Any pictures in the records below should be skipped; write out everything else exactly.

**Input rows:**
###
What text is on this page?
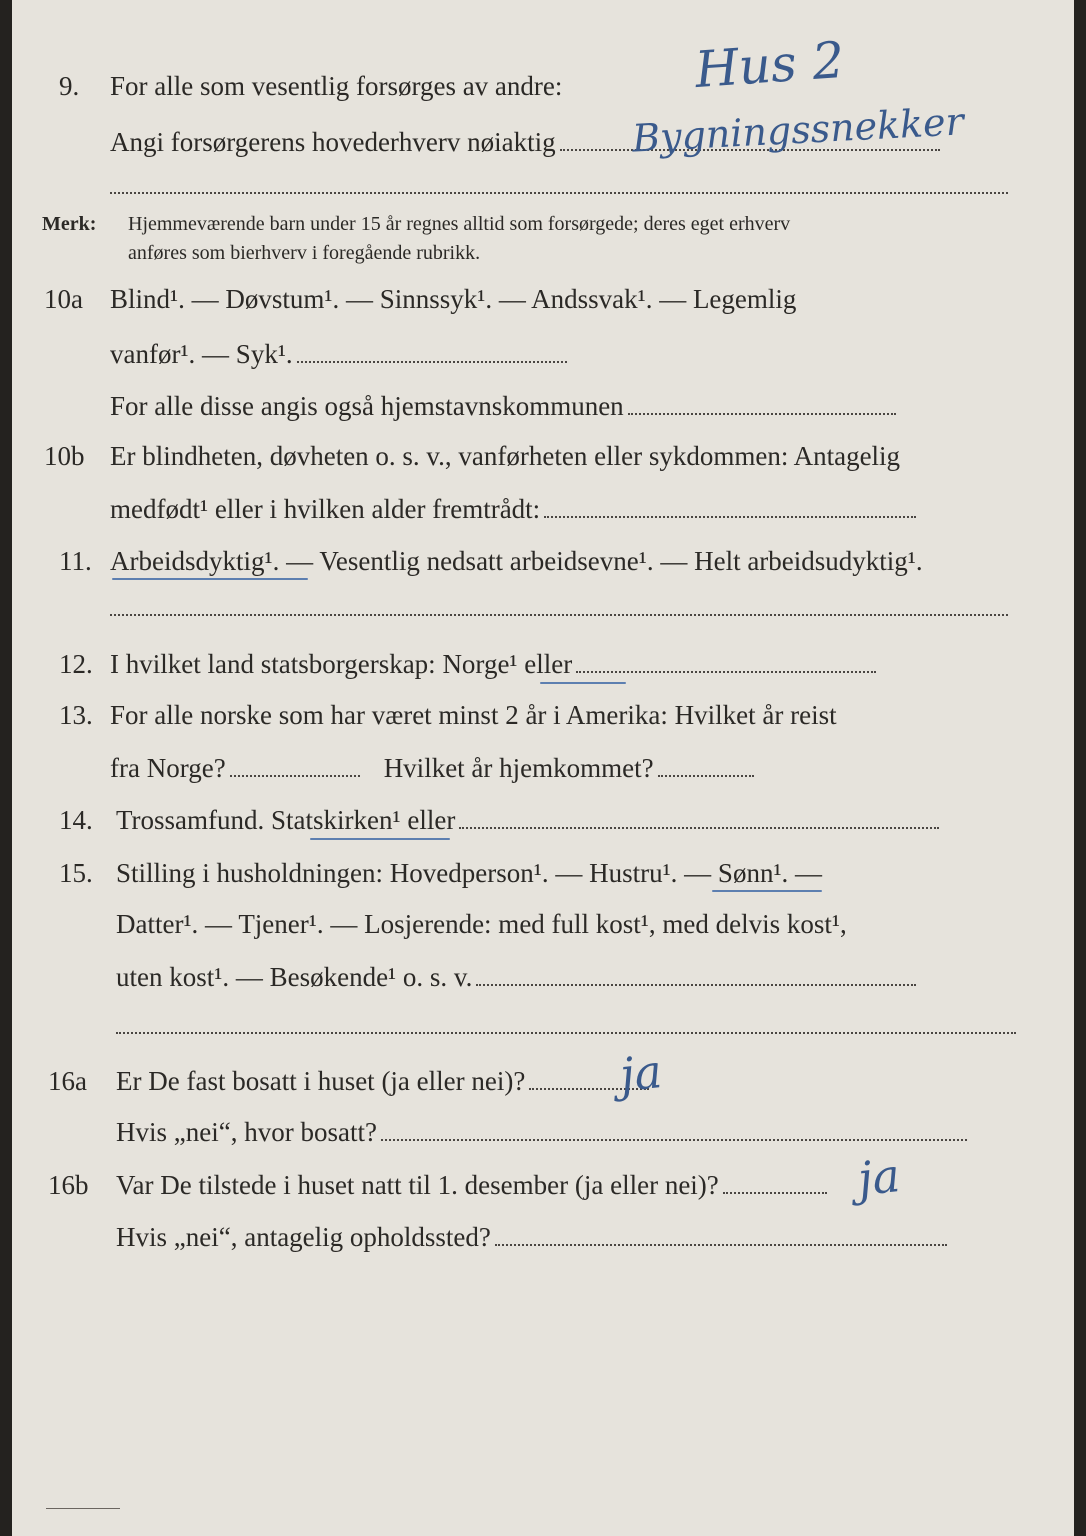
9. For alle som vesentlig forsørges av andre:	Hus 2
Angi forsørgerens hovederhverv nøiaktig	Bygningssnekker
Merk: Hjemmeværende barn under 15 år regnes alltid som forsørgede; deres eget erhverv
anføres som bierhverv i foregående rubrikk.
10a Blind¹. — Døvstum¹. — Sinnssyk¹. — Andssvak¹. — Legemlig
vanfør¹. — Syk¹.
For alle disse angis også hjemstavnskommunen
10b Er blindheten, døvheten o. s. v., vanførheten eller sykdommen: Antagelig
medfødt¹ eller i hvilken alder fremtrådt:
11. Arbeidsdyktig¹. — Vesentlig nedsatt arbeidsevne¹. — Helt arbeidsudyktig¹.
12. I hvilket land statsborgerskap: Norge¹ eller
13. For alle norske som har været minst 2 år i Amerika: Hvilket år reist
fra Norge?	Hvilket år hjemkommet?
14. Trossamfund. Statskirken¹ eller
15. Stilling i husholdningen: Hovedperson¹. — Hustru¹. — Sønn¹. —
Datter¹. — Tjener¹. — Losjerende: med full kost¹, med delvis kost¹,
uten kost¹. — Besøkende¹ o. s. v.
16a Er De fast bosatt i huset (ja eller nei)?	ja
Hvis „nei“, hvor bosatt?
16b Var De tilstede i huset natt til 1. desember (ja eller nei)?	ja
Hvis „nei“, antagelig opholdssted?
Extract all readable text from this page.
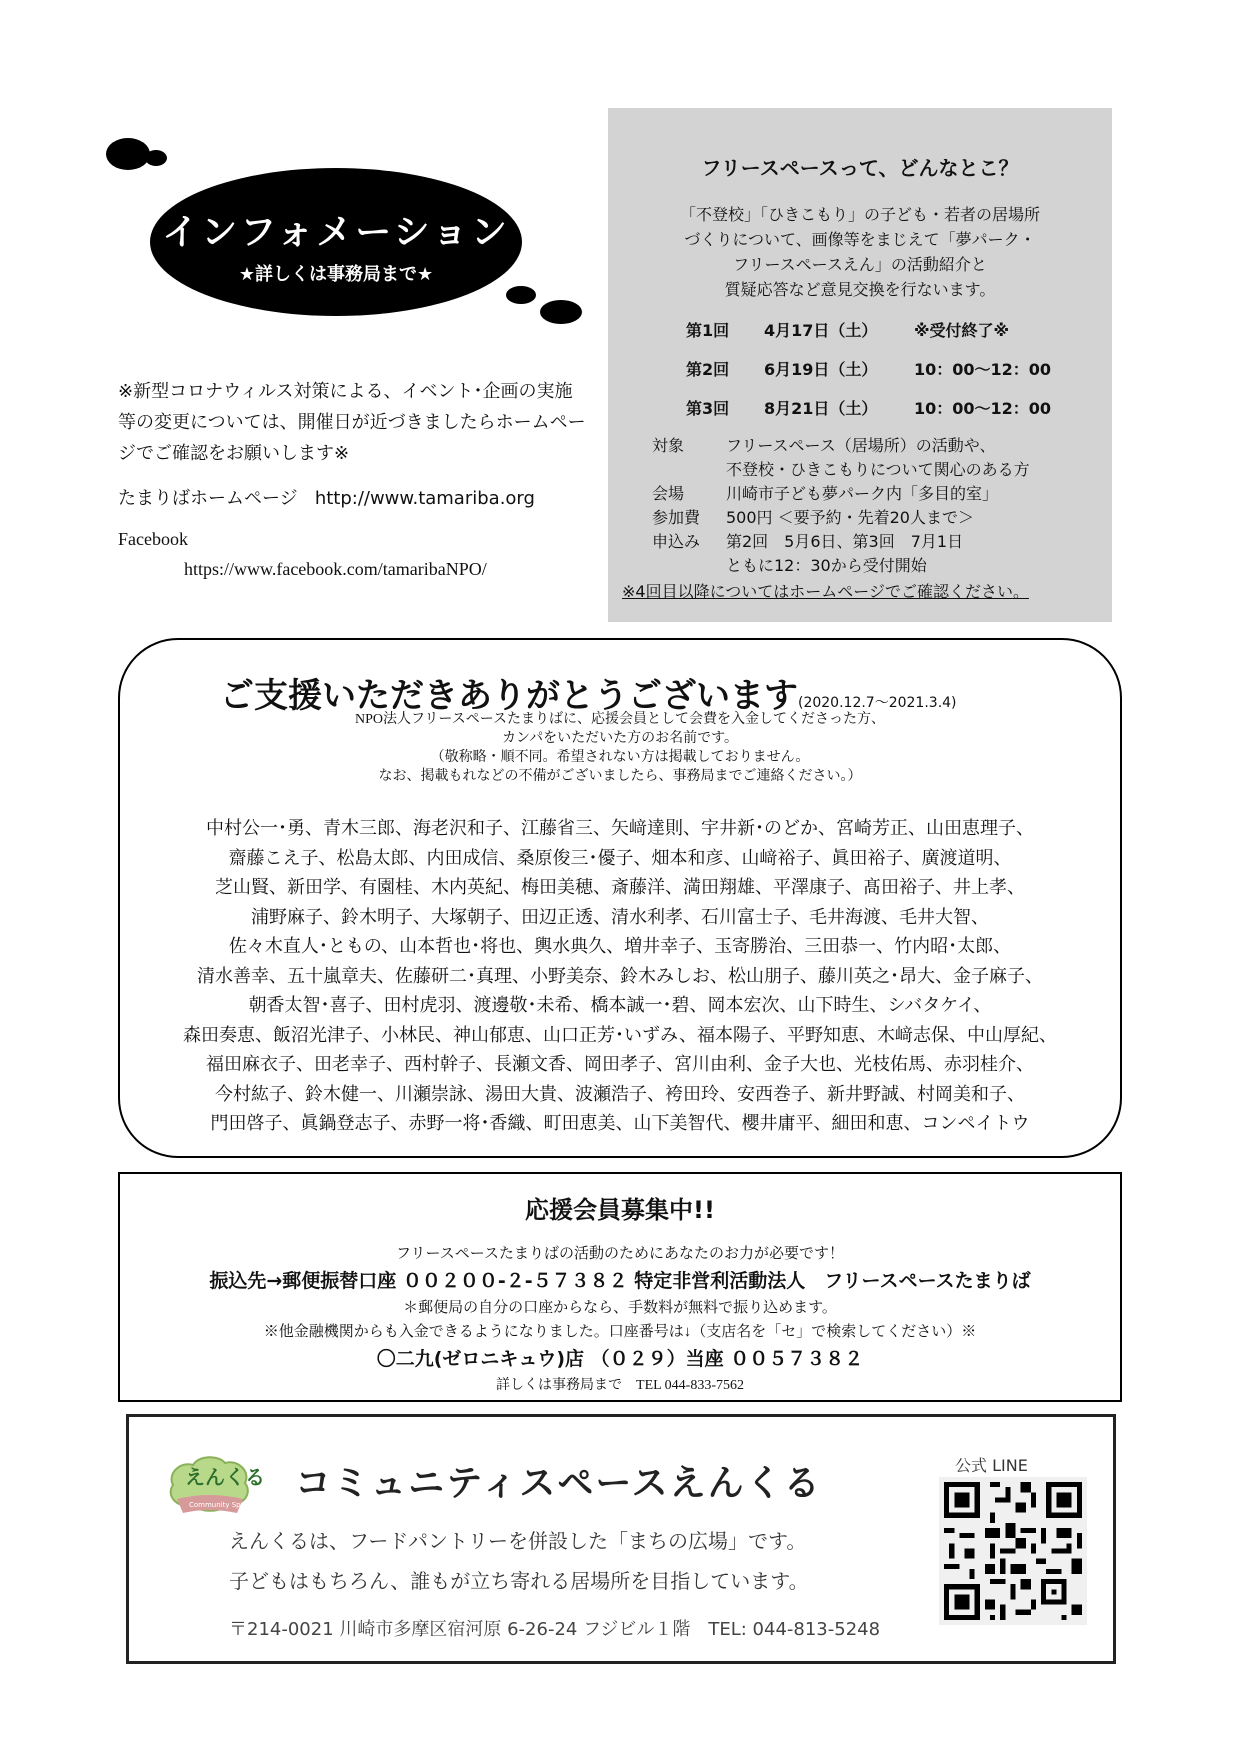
インフォメーション
★詳しくは事務局まで★
※新型コロナウィルス対策による、イベント･企画の実施等の変更については、開催日が近づきましたらホームページでご確認をお願いします※
たまりばホームページ http://www.tamariba.org
Facebook
https://www.facebook.com/tamaribaNPO/
フリースペースって、どんなとこ？
「不登校」「ひきこもり」の子ども・若者の居場所
づくりについて、画像等をまじえて「夢パーク・
フリースペースえん」の活動紹介と
質疑応答など意見交換を行ないます。
第1回 4月17日（土） ※受付終了※
第2回 6月19日（土） 10：00～12：00
第3回 8月21日（土） 10：00～12：00
対象	フリースペース（居場所）の活動や、
不登校・ひきこもりについて関心のある方
会場	川崎市子ども夢パーク内「多目的室」
参加費 500円 ＜要予約・先着20人まで＞
申込み 第2回　5月6日、第3回　7月1日
ともに12：30から受付開始
※4回目以降についてはホームページでご確認ください。
ご支援いただきありがとうございます(2020.12.7～2021.3.4)
NPO法人フリースペースたまりばに、応援会員として会費を入金してくださった方、
カンパをいただいた方のお名前です。
（敬称略・順不同。希望されない方は掲載しておりません。
なお、掲載もれなどの不備がございましたら、事務局までご連絡ください。）
中村公一･勇、青木三郎、海老沢和子、江藤省三、矢﨑達則、宇井新･のどか、宮崎芳正、山田恵理子、
齋藤こえ子、松島太郎、内田成信、桑原俊三･優子、畑本和彦、山﨑裕子、眞田裕子、廣渡道明、
芝山賢、新田学、有園桂、木内英紀、梅田美穂、斎藤洋、満田翔雄、平澤康子、髙田裕子、井上孝、
浦野麻子、鈴木明子、大塚朝子、田辺正透、清水利孝、石川富士子、毛井海渡、毛井大智、
佐々木直人･ともの、山本哲也･将也、輿水典久、増井幸子、玉寄勝治、三田恭一、竹内昭･太郎、
清水善幸、五十嵐章夫、佐藤研二･真理、小野美奈、鈴木みしお、松山朋子、藤川英之･昂大、金子麻子、
朝香太智･喜子、田村虎羽、渡邊敬･未希、橋本誠一･碧、岡本宏次、山下時生、シバタケイ、
森田奏恵、飯沼光津子、小林民、神山郁恵、山口正芳･いずみ、福本陽子、平野知恵、木﨑志保、中山厚紀、
福田麻衣子、田老幸子、西村幹子、長瀬文香、岡田孝子、宮川由利、金子大也、光枝佑馬、赤羽桂介、
今村紘子、鈴木健一、川瀬崇詠、湯田大貴、波瀬浩子、袴田玲、安西巻子、新井野誠、村岡美和子、
門田啓子、眞鍋登志子、赤野一将･香織、町田恵美、山下美智代、櫻井庸平、細田和恵、コンペイトウ
応援会員募集中!!
フリースペースたまりばの活動のためにあなたのお力が必要です！
振込先→郵便振替口座 ００２００-２-５７３８２ 特定非営利活動法人　フリースペースたまりば
＊郵便局の自分の口座からなら、手数料が無料で振り込めます。
※他金融機関からも入金できるようになりました。口座番号は↓（支店名を「セ」で検索してください）※
〇二九(ゼロニキュウ)店 （０２９）当座 ００５７３８２
詳しくは事務局まで　TEL 044-833-7562
えんくる
Community Space
コミュニティスペースえんくる
えんくるは、フードパントリーを併設した「まちの広場」です。
子どもはもちろん、誰もが立ち寄れる居場所を目指しています。
〒214-0021 川崎市多摩区宿河原 6-26-24 フジビル１階　TEL: 044-813-5248
公式 LINE
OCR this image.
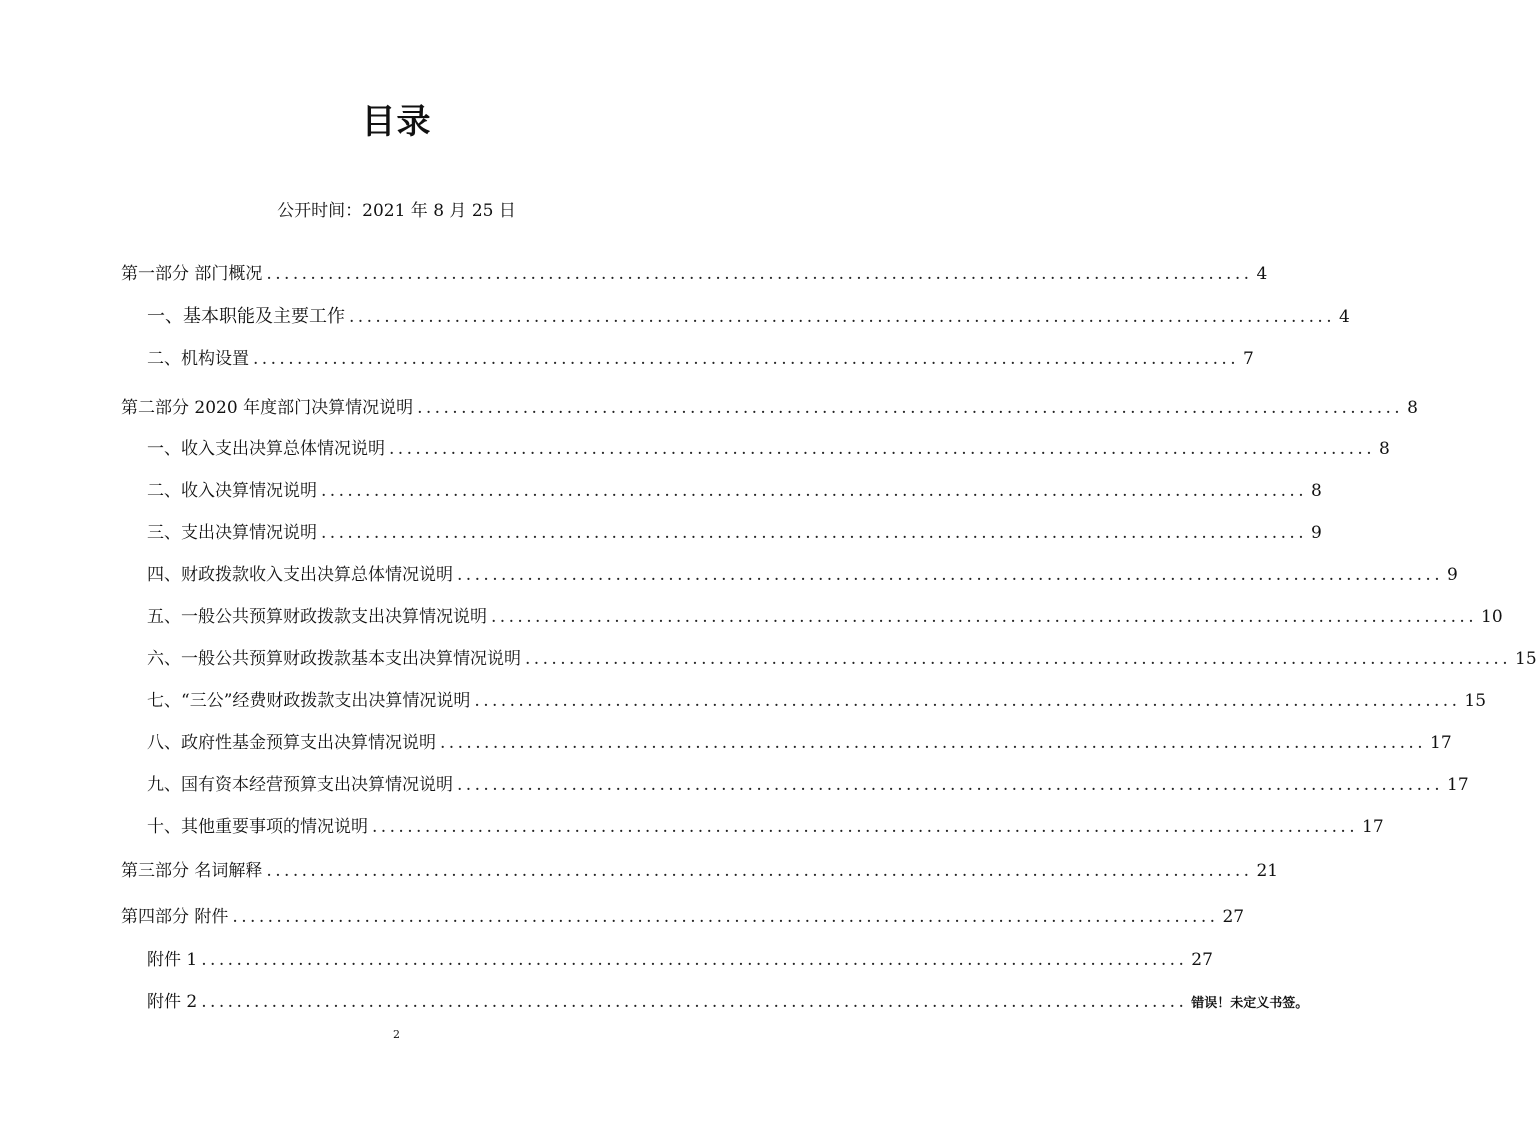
目录
公开时间：2021 年 8 月 25 日
第一部分 部门概况 ................................................................................................................ 4
一、基本职能及主要工作 ................................................................................................................ 4
二、机构设置 ................................................................................................................ 7
第二部分 2020 年度部门决算情况说明 ................................................................................................................ 8
一、收入支出决算总体情况说明 ................................................................................................................ 8
二、收入决算情况说明 ................................................................................................................ 8
三、支出决算情况说明 ................................................................................................................ 9
四、财政拨款收入支出决算总体情况说明 ................................................................................................................ 9
五、一般公共预算财政拨款支出决算情况说明 ................................................................................................................ 10
六、一般公共预算财政拨款基本支出决算情况说明 ................................................................................................................ 15
七、“三公”经费财政拨款支出决算情况说明 ................................................................................................................ 15
八、政府性基金预算支出决算情况说明 ................................................................................................................ 17
九、国有资本经营预算支出决算情况说明 ................................................................................................................ 17
十、其他重要事项的情况说明 ................................................................................................................ 17
第三部分 名词解释 ................................................................................................................ 21
第四部分 附件 ................................................................................................................ 27
附件 1 ................................................................................................................ 27
附件 2 ................................................................................................................ 错误！未定义书签。
2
###
**Exercise response:**
What text is on this page?
9. For alle som vesentlig forsørges av andre:	Hus 2
Angi forsørgerens hovederhverv nøiaktig	Bygningssnekker
Merk: Hjemmeværende barn under 15 år regnes alltid som forsørgede; deres eget erhverv
anføres som bierhverv i foregående rubrikk.
10a Blind¹. — Døvstum¹. — Sinnssyk¹. — Andssvak¹. — Legemlig
vanfør¹. — Syk¹.
For alle disse angis også hjemstavnskommunen
10b Er blindheten, døvheten o. s. v., vanførheten eller sykdommen: Antagelig
medfødt¹ eller i hvilken alder fremtrådt:
11. Arbeidsdyktig¹. — Vesentlig nedsatt arbeidsevne¹. — Helt arbeidsudyktig¹.
12. I hvilket land statsborgerskap: Norge¹ eller
13. For alle norske som har været minst 2 år i Amerika: Hvilket år reist
fra Norge?	Hvilket år hjemkommet?
14. Trossamfund. Statskirken¹ eller
15. Stilling i husholdningen: Hovedperson¹. — Hustru¹. — Sønn¹. —
Datter¹. — Tjener¹. — Losjerende: med full kost¹, med delvis kost¹,
uten kost¹. — Besøkende¹ o. s. v.
16a Er De fast bosatt i huset (ja eller nei)?	ja
Hvis „nei“, hvor bosatt?
16b Var De tilstede i huset natt til 1. desember (ja eller nei)?	ja
Hvis „nei“, antagelig opholdssted?
Extract all readable text from this page.
インフォメーション
★詳しくは事務局まで★
※新型コロナウィルス対策による、イベント･企画の実施等の変更については、開催日が近づきましたらホームページでご確認をお願いします※
たまりばホームページ http://www.tamariba.org
Facebook
https://www.facebook.com/tamaribaNPO/
フリースペースって、どんなとこ？
「不登校」「ひきこもり」の子ども・若者の居場所
づくりについて、画像等をまじえて「夢パーク・
フリースペースえん」の活動紹介と
質疑応答など意見交換を行ないます。
第1回 4月17日（土） ※受付終了※
第2回 6月19日（土） 10：00～12：00
第3回 8月21日（土） 10：00～12：00
対象	フリースペース（居場所）の活動や、
不登校・ひきこもりについて関心のある方
会場	川崎市子ども夢パーク内「多目的室」
参加費 500円 ＜要予約・先着20人まで＞
申込み 第2回　5月6日、第3回　7月1日
ともに12：30から受付開始
※4回目以降についてはホームページでご確認ください。
ご支援いただきありがとうございます(2020.12.7～2021.3.4)
NPO法人フリースペースたまりばに、応援会員として会費を入金してくださった方、
カンパをいただいた方のお名前です。
（敬称略・順不同。希望されない方は掲載しておりません。
なお、掲載もれなどの不備がございましたら、事務局までご連絡ください。）
中村公一･勇、青木三郎、海老沢和子、江藤省三、矢﨑達則、宇井新･のどか、宮崎芳正、山田恵理子、
齋藤こえ子、松島太郎、内田成信、桑原俊三･優子、畑本和彦、山﨑裕子、眞田裕子、廣渡道明、
芝山賢、新田学、有園桂、木内英紀、梅田美穂、斎藤洋、満田翔雄、平澤康子、髙田裕子、井上孝、
浦野麻子、鈴木明子、大塚朝子、田辺正透、清水利孝、石川富士子、毛井海渡、毛井大智、
佐々木直人･ともの、山本哲也･将也、輿水典久、増井幸子、玉寄勝治、三田恭一、竹内昭･太郎、
清水善幸、五十嵐章夫、佐藤研二･真理、小野美奈、鈴木みしお、松山朋子、藤川英之･昂大、金子麻子、
朝香太智･喜子、田村虎羽、渡邊敬･未希、橋本誠一･碧、岡本宏次、山下時生、シバタケイ、
森田奏恵、飯沼光津子、小林民、神山郁恵、山口正芳･いずみ、福本陽子、平野知恵、木﨑志保、中山厚紀、
福田麻衣子、田老幸子、西村幹子、長瀬文香、岡田孝子、宮川由利、金子大也、光枝佑馬、赤羽桂介、
今村紘子、鈴木健一、川瀬崇詠、湯田大貴、波瀬浩子、袴田玲、安西巻子、新井野誠、村岡美和子、
門田啓子、眞鍋登志子、赤野一将･香織、町田恵美、山下美智代、櫻井庸平、細田和恵、コンペイトウ
応援会員募集中!!
フリースペースたまりばの活動のためにあなたのお力が必要です！
振込先→郵便振替口座 ００２００-２-５７３８２ 特定非営利活動法人　フリースペースたまりば
＊郵便局の自分の口座からなら、手数料が無料で振り込めます。
※他金融機関からも入金できるようになりました。口座番号は↓（支店名を「セ」で検索してください）※
〇二九(ゼロニキュウ)店 （０２９）当座 ００５７３８２
詳しくは事務局まで　TEL 044-833-7562
えんくる
Community Space
コミュニティスペースえんくる
えんくるは、フードパントリーを併設した「まちの広場」です。
子どもはもちろん、誰もが立ち寄れる居場所を目指しています。
〒214-0021 川崎市多摩区宿河原 6-26-24 フジビル１階　TEL: 044-813-5248
公式 LINE
OCR this image.
目录
公开时间：2021 年 8 月 25 日
第一部分 部门概况 ................................................................................................................ 4
一、基本职能及主要工作 ................................................................................................................ 4
二、机构设置 ................................................................................................................ 7
第二部分 2020 年度部门决算情况说明 ................................................................................................................ 8
一、收入支出决算总体情况说明 ................................................................................................................ 8
二、收入决算情况说明 ................................................................................................................ 8
三、支出决算情况说明 ................................................................................................................ 9
四、财政拨款收入支出决算总体情况说明 ................................................................................................................ 9
五、一般公共预算财政拨款支出决算情况说明 ................................................................................................................ 10
六、一般公共预算财政拨款基本支出决算情况说明 ................................................................................................................ 15
七、“三公”经费财政拨款支出决算情况说明 ................................................................................................................ 15
八、政府性基金预算支出决算情况说明 ................................................................................................................ 17
九、国有资本经营预算支出决算情况说明 ................................................................................................................ 17
十、其他重要事项的情况说明 ................................................................................................................ 17
第三部分 名词解释 ................................................................................................................ 21
第四部分 附件 ................................................................................................................ 27
附件 1 ................................................................................................................ 27
附件 2 ................................................................................................................ 错误！未定义书签。
2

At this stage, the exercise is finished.